* Data supplied *
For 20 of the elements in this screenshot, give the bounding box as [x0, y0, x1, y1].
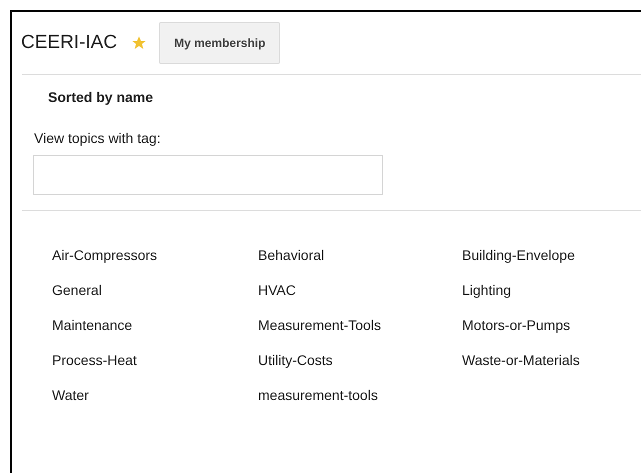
tag-filter-field[interactable]	[33, 155, 383, 195]
membership-button[interactable]: My membership	[159, 22, 280, 64]
tag-link[interactable]: Air-Compressors	[52, 245, 158, 265]
tag-link[interactable]: Motors-or-Pumps	[462, 315, 570, 335]
tag-link[interactable]: Process-Heat	[52, 350, 137, 370]
tag-link[interactable]: Utility-Costs	[258, 350, 333, 370]
tag-link[interactable]: Measurement-Tools	[258, 315, 381, 335]
tag-link[interactable]: Behavioral	[258, 245, 324, 265]
tag-link[interactable]: General	[52, 280, 102, 300]
star-icon[interactable]	[131, 35, 148, 51]
group-title: CEERI-IAC	[21, 32, 118, 54]
tag-link[interactable]: Waste-or-Materials	[462, 350, 580, 370]
tag-link[interactable]: Maintenance	[52, 315, 132, 335]
sort-label: Sorted by name	[48, 89, 154, 105]
tag-link[interactable]: measurement-tools	[258, 385, 378, 405]
tag-link[interactable]: HVAC	[258, 280, 296, 300]
tag-link[interactable]: Water	[52, 385, 89, 405]
tag-link[interactable]: Building-Envelope	[462, 245, 575, 265]
tag-link[interactable]: Lighting	[462, 280, 512, 300]
tag-filter-label: View topics with tag:	[34, 130, 162, 146]
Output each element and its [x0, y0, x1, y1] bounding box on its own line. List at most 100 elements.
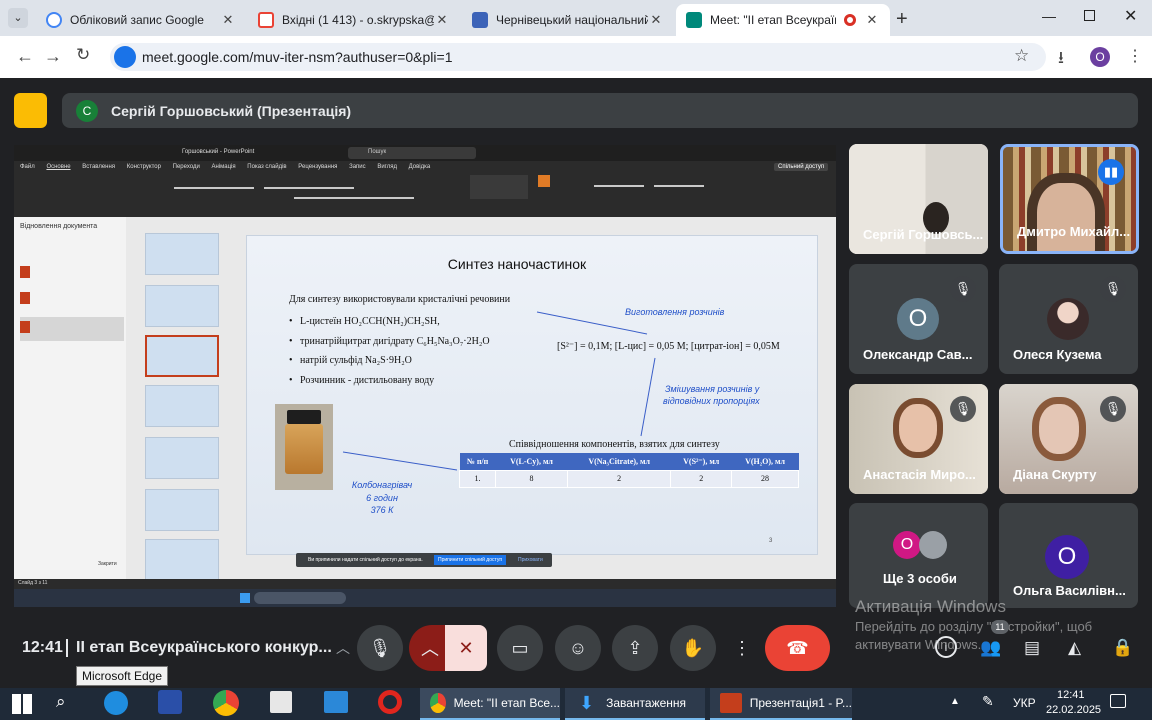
store-icon[interactable]: [270, 691, 292, 713]
taskbar-item-powerpoint[interactable]: Презентація1 - P...: [710, 688, 852, 720]
more-options-button[interactable]: ⋮: [725, 625, 759, 671]
participant-tile-speaking[interactable]: ▮▮ Дмитро Михайл...: [1000, 144, 1139, 254]
share-button[interactable]: Спільний доступ: [774, 163, 829, 171]
microphone-button[interactable]: 🎙: [357, 625, 403, 671]
more-participants-tile[interactable]: О Ще 3 особи: [849, 503, 988, 608]
present-screen-button[interactable]: ⇪: [612, 625, 658, 671]
tab-google-account[interactable]: Обліковий запис Google ✕: [36, 4, 246, 36]
host-controls-icon[interactable]: 🔒: [1112, 638, 1133, 658]
tab-title: Обліковий запис Google: [70, 13, 204, 27]
menu-transitions[interactable]: Переходи: [173, 164, 200, 170]
url-text[interactable]: meet.google.com/muv-iter-nsm?authuser=0&…: [142, 49, 453, 65]
menu-slideshow[interactable]: Показ слайдів: [247, 164, 286, 170]
taskbar-item-downloads[interactable]: ⬇ Завантаження: [565, 688, 705, 720]
presenter-avatar: С: [76, 100, 98, 122]
slide-thumbnail[interactable]: [145, 437, 219, 479]
meeting-divider: [66, 639, 68, 657]
ppt-title: Горшовський - PowerPoint: [182, 149, 255, 155]
chat-icon[interactable]: ▤: [1024, 638, 1040, 658]
menu-record[interactable]: Запис: [349, 164, 366, 170]
recovery-item[interactable]: [20, 265, 120, 285]
app-icon[interactable]: [324, 691, 348, 713]
slide-thumbnail[interactable]: [145, 539, 219, 581]
ribbon-arrange-icon[interactable]: [538, 175, 550, 187]
profile-avatar[interactable]: O: [1090, 47, 1110, 67]
close-icon[interactable]: ✕: [220, 12, 236, 28]
raise-hand-button[interactable]: ✋: [670, 625, 716, 671]
microphone-site-icon[interactable]: [114, 46, 136, 68]
emoji-button[interactable]: ☺: [555, 625, 601, 671]
opera-icon[interactable]: [378, 690, 402, 714]
notifications-icon[interactable]: [1110, 694, 1126, 708]
camera-off-button[interactable]: ✕: [445, 625, 487, 671]
forward-button[interactable]: →: [44, 46, 62, 67]
tray-chevron-icon[interactable]: ▲: [950, 696, 960, 707]
tab-search-button[interactable]: ⌄: [8, 8, 28, 28]
recovery-item-selected[interactable]: [20, 317, 124, 341]
pen-icon[interactable]: ✎: [982, 693, 994, 710]
tab-meet[interactable]: Meet: "ІІ етап Всеукраїнськ ✕: [676, 4, 890, 36]
close-window-button[interactable]: ✕: [1124, 6, 1137, 26]
menu-review[interactable]: Рецензування: [298, 164, 337, 170]
meeting-info-icon[interactable]: i: [935, 636, 957, 658]
menu-file[interactable]: Файл: [20, 164, 35, 170]
table-cell: 28: [731, 469, 799, 488]
windows-start-icon[interactable]: [12, 694, 32, 714]
participant-tile[interactable]: 🎙 О Олександр Сав...: [849, 264, 988, 374]
download-icon: ⬇: [579, 692, 595, 713]
clock-date[interactable]: 22.02.2025: [1046, 704, 1101, 716]
minimize-button[interactable]: —: [1042, 8, 1056, 24]
maximize-button[interactable]: [1084, 10, 1095, 21]
activities-icon[interactable]: ◭: [1068, 638, 1081, 658]
recovery-item[interactable]: [20, 291, 120, 311]
download-icon[interactable]: ⭳: [1058, 45, 1064, 74]
bookmark-star-icon[interactable]: ☆: [1014, 46, 1029, 66]
note-heat-line: Колбонагрівач: [351, 480, 413, 490]
stop-sharing-button[interactable]: Припинити спільний доступ: [434, 555, 507, 565]
menu-animation[interactable]: Анімація: [211, 164, 235, 170]
edge-icon[interactable]: [104, 691, 128, 715]
slide-thumbnail[interactable]: [145, 233, 219, 275]
menu-design[interactable]: Конструктор: [127, 164, 161, 170]
keyboard-language[interactable]: УКР: [1013, 696, 1036, 710]
close-icon[interactable]: ✕: [864, 12, 880, 28]
leave-call-button[interactable]: ☎: [765, 625, 830, 671]
slide-thumbnail-active[interactable]: [145, 335, 219, 377]
slide-thumbnail[interactable]: [145, 489, 219, 531]
taskbar-item-meet[interactable]: Meet: "ІІ етап Все...: [420, 688, 560, 720]
chevron-up-icon[interactable]: ︿: [336, 638, 350, 658]
tab-gmail[interactable]: Вхідні (1 413) - o.skrypska@chnu.edu.ua …: [248, 4, 460, 36]
presentation-icon[interactable]: [14, 93, 47, 128]
tab-title: Meet: "ІІ етап Всеукраїнськ: [710, 13, 836, 27]
search-icon[interactable]: ⌕: [56, 692, 66, 712]
mic-off-icon: 🎙: [950, 276, 976, 302]
presenter-label: Сергій Горшовський (Презентація): [111, 103, 352, 119]
hide-button[interactable]: Приховати: [518, 557, 543, 563]
save-app-icon[interactable]: [158, 690, 182, 714]
back-button[interactable]: ←: [16, 46, 34, 67]
participant-tile[interactable]: 🎙 Анастасія Миро...: [849, 384, 988, 494]
participant-tile[interactable]: 🎙 Олеся Кузема: [999, 264, 1138, 374]
close-recovery-button[interactable]: Закрити: [98, 561, 117, 567]
captions-button[interactable]: ▭: [497, 625, 543, 671]
new-tab-button[interactable]: +: [896, 8, 908, 31]
menu-view[interactable]: Вигляд: [377, 164, 397, 170]
menu-home[interactable]: Основне: [46, 164, 70, 170]
participant-tile[interactable]: О Ольга Васил­івн...: [999, 503, 1138, 608]
people-icon[interactable]: 👥: [980, 638, 1001, 658]
participant-tile[interactable]: 🎙 Діана Скурту: [999, 384, 1138, 494]
close-icon[interactable]: ✕: [434, 12, 450, 28]
slide-thumbnail[interactable]: [145, 285, 219, 327]
participant-tile[interactable]: Сергій Горшовсь...: [849, 144, 988, 254]
browser-menu-icon[interactable]: ⋮: [1127, 46, 1143, 66]
menu-help[interactable]: Довідка: [409, 164, 431, 170]
reload-button[interactable]: ↻: [76, 45, 90, 65]
tab-university[interactable]: Чернівецький національний у ✕: [462, 4, 674, 36]
menu-insert[interactable]: Вставлення: [82, 164, 115, 170]
chrome-icon[interactable]: [213, 690, 239, 716]
close-icon[interactable]: ✕: [648, 12, 664, 28]
clock-time[interactable]: 12:41: [1057, 689, 1085, 701]
participant-name: Діана Скурту: [1013, 467, 1097, 482]
mic-off-icon: 🎙: [1100, 276, 1126, 302]
slide-thumbnail[interactable]: [145, 385, 219, 427]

* What to produce *
Render the stretch of material from the line containing "155, 383, 195]" through the line containing "tag-filter-label: View topics" as a Markdown table. Use the columns Row and Material line, number each line, and leave out blank lines.

* Solution for this exercise *
| Row | Material line |
|---|---|
| 1 | tag-filter-field[interactable]	[33, 155, 383, 195] |
| 2 | membership-button[interactable]: My membership	[159, 22, 280, 64] |
| 3 | tag-link[interactable]: Air-Compressors	[52, 245, 158, 265] |
| 4 | tag-link[interactable]: Motors-or-Pumps	[462, 315, 570, 335] |
| 5 | tag-link[interactable]: Process-Heat	[52, 350, 137, 370] |
| 6 | tag-link[interactable]: Utility-Costs	[258, 350, 333, 370] |
| 7 | tag-link[interactable]: Measurement-Tools	[258, 315, 381, 335] |
| 8 | tag-link[interactable]: Behavioral	[258, 245, 324, 265] |
| 9 | tag-link[interactable]: General	[52, 280, 102, 300] |
| 10 | star-icon[interactable]	[131, 35, 148, 51] |
| 11 | group-title: CEERI-IAC	[21, 32, 118, 54] |
| 12 | tag-link[interactable]: Waste-or-Materials	[462, 350, 580, 370] |
| 13 | tag-link[interactable]: Maintenance	[52, 315, 132, 335] |
| 14 | sort-label: Sorted by name	[48, 89, 154, 105] |
| 15 | tag-link[interactable]: measurement-tools	[258, 385, 378, 405] |
| 16 | tag-link[interactable]: HVAC	[258, 280, 296, 300] |
| 17 | tag-link[interactable]: Water	[52, 385, 89, 405] |
| 18 | tag-link[interactable]: Building-Envelope	[462, 245, 575, 265] |
| 19 | tag-link[interactable]: Lighting	[462, 280, 512, 300] |
| 20 | tag-filter-label: View topics with tag:	[34, 130, 162, 146] |